Stored data entries:
%%

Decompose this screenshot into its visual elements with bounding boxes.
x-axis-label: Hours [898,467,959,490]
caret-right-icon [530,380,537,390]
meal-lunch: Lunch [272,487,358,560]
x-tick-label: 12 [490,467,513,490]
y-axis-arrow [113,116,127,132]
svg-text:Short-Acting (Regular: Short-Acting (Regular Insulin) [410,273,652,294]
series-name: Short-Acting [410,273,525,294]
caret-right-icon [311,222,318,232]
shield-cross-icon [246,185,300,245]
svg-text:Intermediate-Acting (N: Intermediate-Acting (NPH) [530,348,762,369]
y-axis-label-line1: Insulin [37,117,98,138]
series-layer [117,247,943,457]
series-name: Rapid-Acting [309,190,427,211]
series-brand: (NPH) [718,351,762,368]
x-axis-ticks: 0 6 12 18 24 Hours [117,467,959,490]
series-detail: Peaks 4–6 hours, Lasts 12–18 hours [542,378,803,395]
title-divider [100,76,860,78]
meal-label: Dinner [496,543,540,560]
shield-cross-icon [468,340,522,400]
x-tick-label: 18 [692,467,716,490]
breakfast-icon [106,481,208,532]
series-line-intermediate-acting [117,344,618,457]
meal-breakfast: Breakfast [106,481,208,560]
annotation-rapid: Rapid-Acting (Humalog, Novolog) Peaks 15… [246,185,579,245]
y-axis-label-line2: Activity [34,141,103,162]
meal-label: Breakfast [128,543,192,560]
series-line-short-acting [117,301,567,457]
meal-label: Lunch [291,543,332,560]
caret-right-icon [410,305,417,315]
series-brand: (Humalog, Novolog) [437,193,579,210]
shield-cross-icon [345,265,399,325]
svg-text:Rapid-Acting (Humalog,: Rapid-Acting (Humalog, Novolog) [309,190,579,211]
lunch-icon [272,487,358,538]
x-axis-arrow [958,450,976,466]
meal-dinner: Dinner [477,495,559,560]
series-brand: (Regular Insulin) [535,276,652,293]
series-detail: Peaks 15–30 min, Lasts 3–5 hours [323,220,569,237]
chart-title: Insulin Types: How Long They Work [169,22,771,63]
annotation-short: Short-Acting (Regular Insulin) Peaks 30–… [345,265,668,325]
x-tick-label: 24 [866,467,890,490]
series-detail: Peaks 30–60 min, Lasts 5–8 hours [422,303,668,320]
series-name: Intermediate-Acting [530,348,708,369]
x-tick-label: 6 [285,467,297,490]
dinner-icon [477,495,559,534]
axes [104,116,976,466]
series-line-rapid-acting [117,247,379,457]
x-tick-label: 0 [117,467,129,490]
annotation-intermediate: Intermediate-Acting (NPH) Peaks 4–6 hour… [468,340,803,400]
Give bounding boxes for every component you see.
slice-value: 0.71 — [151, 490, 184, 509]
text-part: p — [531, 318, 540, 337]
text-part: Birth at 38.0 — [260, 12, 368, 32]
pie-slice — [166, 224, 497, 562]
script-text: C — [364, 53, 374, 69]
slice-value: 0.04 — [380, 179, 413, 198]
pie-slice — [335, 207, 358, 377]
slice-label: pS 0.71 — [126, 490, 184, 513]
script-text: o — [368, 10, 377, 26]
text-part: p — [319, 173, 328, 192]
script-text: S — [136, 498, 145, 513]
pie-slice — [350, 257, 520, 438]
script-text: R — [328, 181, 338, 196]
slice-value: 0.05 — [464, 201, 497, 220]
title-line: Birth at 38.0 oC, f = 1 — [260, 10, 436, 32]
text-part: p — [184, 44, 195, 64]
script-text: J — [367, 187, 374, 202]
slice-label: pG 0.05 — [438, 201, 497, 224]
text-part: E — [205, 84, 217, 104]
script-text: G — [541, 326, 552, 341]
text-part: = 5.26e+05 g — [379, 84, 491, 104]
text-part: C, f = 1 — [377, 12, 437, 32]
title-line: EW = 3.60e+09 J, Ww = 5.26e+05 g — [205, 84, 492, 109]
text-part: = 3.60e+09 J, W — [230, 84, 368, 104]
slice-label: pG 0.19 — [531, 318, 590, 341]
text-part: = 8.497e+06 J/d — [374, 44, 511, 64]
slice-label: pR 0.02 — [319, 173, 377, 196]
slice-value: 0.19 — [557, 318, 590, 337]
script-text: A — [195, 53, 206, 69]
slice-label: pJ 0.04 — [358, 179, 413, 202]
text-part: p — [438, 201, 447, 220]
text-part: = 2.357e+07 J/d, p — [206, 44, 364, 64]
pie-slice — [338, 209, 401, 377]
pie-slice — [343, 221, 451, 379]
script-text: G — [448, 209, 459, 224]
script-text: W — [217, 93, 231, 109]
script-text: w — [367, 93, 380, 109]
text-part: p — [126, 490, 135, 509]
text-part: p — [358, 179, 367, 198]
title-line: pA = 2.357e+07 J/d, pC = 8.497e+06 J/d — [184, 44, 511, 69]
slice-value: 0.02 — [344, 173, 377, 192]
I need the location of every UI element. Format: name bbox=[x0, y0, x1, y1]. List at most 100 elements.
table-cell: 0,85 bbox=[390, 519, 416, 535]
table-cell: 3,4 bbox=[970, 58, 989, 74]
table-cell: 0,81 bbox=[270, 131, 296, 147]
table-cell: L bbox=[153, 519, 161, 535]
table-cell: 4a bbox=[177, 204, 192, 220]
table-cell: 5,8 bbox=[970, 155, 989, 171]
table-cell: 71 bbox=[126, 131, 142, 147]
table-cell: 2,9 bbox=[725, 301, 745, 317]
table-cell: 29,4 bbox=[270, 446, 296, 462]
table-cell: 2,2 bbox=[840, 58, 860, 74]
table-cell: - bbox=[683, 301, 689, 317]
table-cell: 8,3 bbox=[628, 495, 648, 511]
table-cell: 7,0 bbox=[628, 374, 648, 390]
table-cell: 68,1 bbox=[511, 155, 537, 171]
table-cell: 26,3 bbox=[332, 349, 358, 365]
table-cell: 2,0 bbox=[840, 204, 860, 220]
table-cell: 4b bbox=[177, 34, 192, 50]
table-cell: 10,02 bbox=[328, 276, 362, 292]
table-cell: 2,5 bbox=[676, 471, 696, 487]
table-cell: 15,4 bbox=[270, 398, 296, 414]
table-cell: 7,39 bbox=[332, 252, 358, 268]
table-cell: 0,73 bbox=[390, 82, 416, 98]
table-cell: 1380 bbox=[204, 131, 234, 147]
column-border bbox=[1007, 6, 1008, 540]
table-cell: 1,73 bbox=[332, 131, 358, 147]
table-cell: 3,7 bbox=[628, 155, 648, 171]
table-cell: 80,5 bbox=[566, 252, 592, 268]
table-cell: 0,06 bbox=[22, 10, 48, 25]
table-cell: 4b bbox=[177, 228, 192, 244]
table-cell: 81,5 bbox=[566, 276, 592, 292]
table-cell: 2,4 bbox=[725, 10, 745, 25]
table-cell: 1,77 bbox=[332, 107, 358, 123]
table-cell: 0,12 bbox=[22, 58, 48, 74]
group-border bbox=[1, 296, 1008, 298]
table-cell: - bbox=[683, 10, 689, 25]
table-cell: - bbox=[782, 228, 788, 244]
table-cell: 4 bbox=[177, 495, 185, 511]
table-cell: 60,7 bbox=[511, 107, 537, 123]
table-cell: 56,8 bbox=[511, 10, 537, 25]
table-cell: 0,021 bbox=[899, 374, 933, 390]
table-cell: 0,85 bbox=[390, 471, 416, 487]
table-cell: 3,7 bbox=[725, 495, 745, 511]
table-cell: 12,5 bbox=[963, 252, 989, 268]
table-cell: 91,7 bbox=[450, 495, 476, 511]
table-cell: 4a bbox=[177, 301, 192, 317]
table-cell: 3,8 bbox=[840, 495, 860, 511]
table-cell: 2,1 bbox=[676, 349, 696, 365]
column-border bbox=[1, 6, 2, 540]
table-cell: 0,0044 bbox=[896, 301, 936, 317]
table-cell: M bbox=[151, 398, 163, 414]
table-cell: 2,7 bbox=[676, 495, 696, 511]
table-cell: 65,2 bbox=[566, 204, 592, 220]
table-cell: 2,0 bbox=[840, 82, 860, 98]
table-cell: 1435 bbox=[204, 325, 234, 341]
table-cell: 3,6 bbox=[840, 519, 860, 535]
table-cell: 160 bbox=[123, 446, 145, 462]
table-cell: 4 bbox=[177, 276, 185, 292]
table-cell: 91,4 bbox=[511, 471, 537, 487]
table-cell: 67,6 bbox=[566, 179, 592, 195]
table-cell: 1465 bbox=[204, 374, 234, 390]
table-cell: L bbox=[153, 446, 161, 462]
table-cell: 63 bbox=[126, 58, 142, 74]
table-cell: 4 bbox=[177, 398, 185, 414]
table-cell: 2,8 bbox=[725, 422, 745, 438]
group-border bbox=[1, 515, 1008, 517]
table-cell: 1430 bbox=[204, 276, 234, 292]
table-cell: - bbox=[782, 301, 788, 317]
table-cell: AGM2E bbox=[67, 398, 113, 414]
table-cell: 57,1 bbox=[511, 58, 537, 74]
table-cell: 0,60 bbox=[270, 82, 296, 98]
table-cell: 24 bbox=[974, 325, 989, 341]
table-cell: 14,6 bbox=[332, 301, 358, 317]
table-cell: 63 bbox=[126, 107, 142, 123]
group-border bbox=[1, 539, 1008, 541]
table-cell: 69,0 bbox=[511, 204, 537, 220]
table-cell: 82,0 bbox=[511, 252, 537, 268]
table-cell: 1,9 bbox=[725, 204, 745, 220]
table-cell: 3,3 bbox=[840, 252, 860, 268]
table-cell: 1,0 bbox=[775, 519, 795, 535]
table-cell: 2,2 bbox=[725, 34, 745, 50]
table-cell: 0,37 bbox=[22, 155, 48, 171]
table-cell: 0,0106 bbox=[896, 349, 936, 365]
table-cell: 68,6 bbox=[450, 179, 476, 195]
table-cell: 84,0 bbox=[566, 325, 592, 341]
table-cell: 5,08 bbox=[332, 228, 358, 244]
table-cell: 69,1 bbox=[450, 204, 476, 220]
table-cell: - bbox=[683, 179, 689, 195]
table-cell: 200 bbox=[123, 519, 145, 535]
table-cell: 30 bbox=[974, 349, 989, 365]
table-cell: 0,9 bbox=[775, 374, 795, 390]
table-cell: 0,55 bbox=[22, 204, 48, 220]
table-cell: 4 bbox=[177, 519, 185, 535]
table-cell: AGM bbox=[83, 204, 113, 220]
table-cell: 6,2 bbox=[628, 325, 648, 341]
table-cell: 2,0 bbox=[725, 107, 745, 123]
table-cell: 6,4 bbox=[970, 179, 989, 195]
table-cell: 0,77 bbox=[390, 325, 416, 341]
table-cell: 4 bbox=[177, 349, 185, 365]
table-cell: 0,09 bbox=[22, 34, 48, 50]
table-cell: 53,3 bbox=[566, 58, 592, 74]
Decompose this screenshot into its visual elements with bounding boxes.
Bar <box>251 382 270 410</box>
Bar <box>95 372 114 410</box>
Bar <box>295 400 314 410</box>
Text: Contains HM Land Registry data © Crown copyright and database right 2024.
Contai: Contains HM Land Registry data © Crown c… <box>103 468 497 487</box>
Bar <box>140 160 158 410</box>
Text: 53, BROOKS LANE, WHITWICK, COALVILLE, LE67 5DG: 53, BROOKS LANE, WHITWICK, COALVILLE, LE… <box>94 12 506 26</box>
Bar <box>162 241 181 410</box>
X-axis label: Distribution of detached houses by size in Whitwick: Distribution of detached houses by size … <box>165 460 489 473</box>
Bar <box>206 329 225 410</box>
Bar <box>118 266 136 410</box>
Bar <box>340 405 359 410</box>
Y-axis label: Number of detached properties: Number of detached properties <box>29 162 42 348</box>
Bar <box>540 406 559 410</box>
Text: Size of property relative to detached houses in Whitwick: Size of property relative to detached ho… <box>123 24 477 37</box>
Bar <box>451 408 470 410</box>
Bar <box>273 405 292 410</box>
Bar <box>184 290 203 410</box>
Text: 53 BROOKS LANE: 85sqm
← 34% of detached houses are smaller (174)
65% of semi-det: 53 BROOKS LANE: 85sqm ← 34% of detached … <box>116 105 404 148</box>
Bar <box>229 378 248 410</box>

%%

Can you rewrite the entries from the first one through the line containing "y-axis-label-line1: Insulin [37,117,98,138]", inclusive, replacing each "caret-right-icon" with "caret-left-icon" and changing nothing else?

### RESPONSE:
Decompose this screenshot into its visual elements with bounding boxes.
x-axis-label: Hours [898,467,959,490]
caret-left-icon [530,380,537,390]
meal-lunch: Lunch [272,487,358,560]
x-tick-label: 12 [490,467,513,490]
y-axis-arrow [113,116,127,132]
svg-text:Short-Acting (Regular: Short-Acting (Regular Insulin) [410,273,652,294]
series-name: Short-Acting [410,273,525,294]
caret-left-icon [311,222,318,232]
shield-cross-icon [246,185,300,245]
svg-text:Intermediate-Acting (N: Intermediate-Acting (NPH) [530,348,762,369]
y-axis-label-line1: Insulin [37,117,98,138]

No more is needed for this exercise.